* EXTRACT *
>>>
In antenna device 110 illustrated in Fig. 3, short-circuit element 130 connects ground member 70 and feeding element 23 to each other. However, short-circuit element 130 does not have to be connected to feeding element 23. Hereinafter, a modified example of an antenna device including a short-circuit element will be described with reference to Fig. 4. Fig. 4 is a schematic diagram illustrating an overall configuration of antenna device 110a according to a modified example according to the present exemplary embodiment.
As illustrated in Fig. 4, antenna device 110a according to the present modified example includes antenna element 20, auxiliary element 40, switch 50, ground member 70, and short-circuit element 130a, similarly to antenna device 110. Short-circuit element 130a according to the present modified example connect ground member 70 and low-band element 22 to each other. In addition, short-circuit element 130a is connected to low-band element 22 at a position closer to open end 22e than to a center of low-band element 22 in a longitudinal direction of low-band element 22. With this arrangement, feeding element 23, low-band element 22, and short-circuit element 130a constitute a folded antenna. This configuration makes it possible to further widen the resonance frequency band in the second frequency band of the antenna device 110a.
<<<
* YOUR TASK *
Transcribe the portion of the antenna device text between "In antenna device" and "present exemplary embodiment.", inclusive.

* SOURCE EXCERPT *
>>>
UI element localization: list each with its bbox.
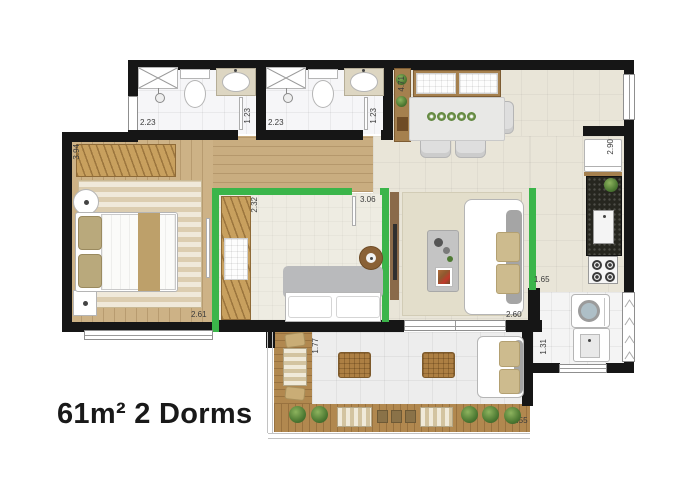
<<<
* SOLUTION TO THE EXERCISE *
In antenna device 110 illustrated in Fig. 3, short-circuit element 130 connects ground member 70 and feeding element 23 to each other. However, short-circuit element 130 does not have to be connected to feeding element 23. Hereinafter, a modified example of an antenna device including a short-circuit element will be described with reference to Fig. 4. Fig. 4 is a schematic diagram illustrating an overall configuration of antenna device 110a according to a modified example according to the present exemplary embodiment.